### Given request
Continue the Enter the Void DVD review from its last sentence.

Review: Enter the Void DVD

Enter the Void DVD cover
STUDIO:
MPI | DIRECTOR: Gaspar Noé | CAST: Nathaniel Brown, Paz de la Huerta, Cyril Roy, Olly Alexander
RELEASE DATE: 1/25/11 | PRICE: DVD $24.98, Blu-ray $29.99
BONUSES: deleted scenes, visual effects montage, trailer and poster gallery
SPECS: NR | 160 min. | Drama thriller | 2.35:1 widescreen | Dolby Digital 5.1 | English and Spanish subtitles

RATINGS (out of 5): Movie | Audio  | Video  | Overall

Enter the Void, by controversial filmmaker Gaspar Noé, is the hands-down winner of head trip of the year — a no-holds-barred psychedelic excursion into life (a decadent one), death and rebirth via the neon-lit world of Tokyo after dark.

Enter the Void movie scene

Life, death and rebirth are the colorful themes of Gaspar Noe's Enter the Void.

You might have thought that Noé’s previous film, the 2002 rape drama Irreversible, was difficult to watch. Well, this one is just as challenging, but ultimately rewarding for those willing to hurl themselves into the Void.

Nathaniel Brown (TV’s Boardwalk Empire) stars as Oscar and Linda, a brother and sister from America living on the edge in Japan. Oscar’s a seller and user of drugs and Linda works works as a stripper.

When a drug deal goes wrong and Oscar is killed, one thinks the film will then solely focus on Linda, and it essentially does. But — and it’s a big but — we begin to observe Linda and the goings-on around her through the freshly dead spirit of Oscar, which floats about Tokyo training a hazy, iridescent gaze on all. This afterlife experience comes to a climax after numerous psychedelic, sexual and violent episodes when Oscar’s spirit appears to be become one with his sister’s and he is reborn. Or at least, I think so.

### Information shown

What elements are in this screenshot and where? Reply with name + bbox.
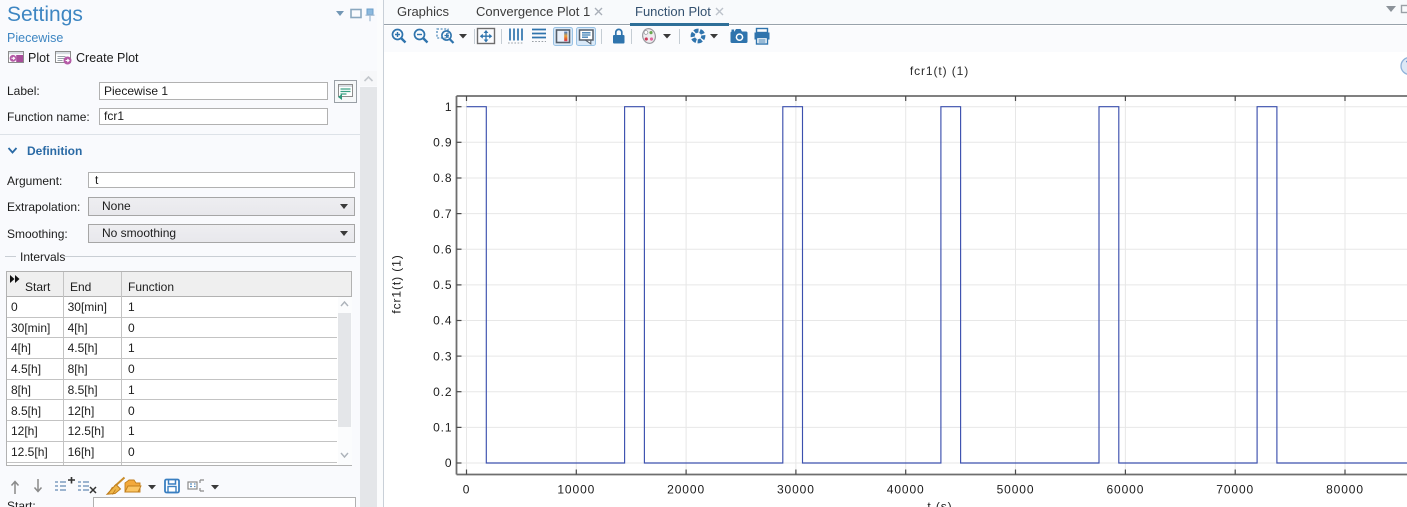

### Reply to the exercise
Oscar’s spirit’s extended point-of-view journey in Enter the Void gives Noé a chance to razzle and dazzle audiences with all manner of camera movements, filters, color palettes, pull-focusing, editing techniques and lighting schemes. At points, the camera passes through walls and ceilings, floats high above nighttime Tokyo, and even enters other people’s bodies and heads).

It has been reported that Noé was inspired by the Tibetan Book of the Dead’s interpretation of the afterlife, and there might be those who see that as a lot of mumbo-jumbo, but there’s no denying that the filmmaker translates what he gleaned into a staggeringly visual experience.

Enter the Void plays like a carefully choreographed light show where the difference between death and life can be measured in colors, brightness, textures and movements. Clocking in at over 2½ hours, the film is not for everyone, but those who groove on these kind of cinematic tapestries won’t want it to end.

Even the bonus features on the DVD are trippy. They include a handful of visual effects montages, a gallery of edit-happy trailers (many of which were never used) and a couple of deleted scenes that may not have been necessary to include in the film, but are just as colorful and kaleidoscopic as anything that’s in there.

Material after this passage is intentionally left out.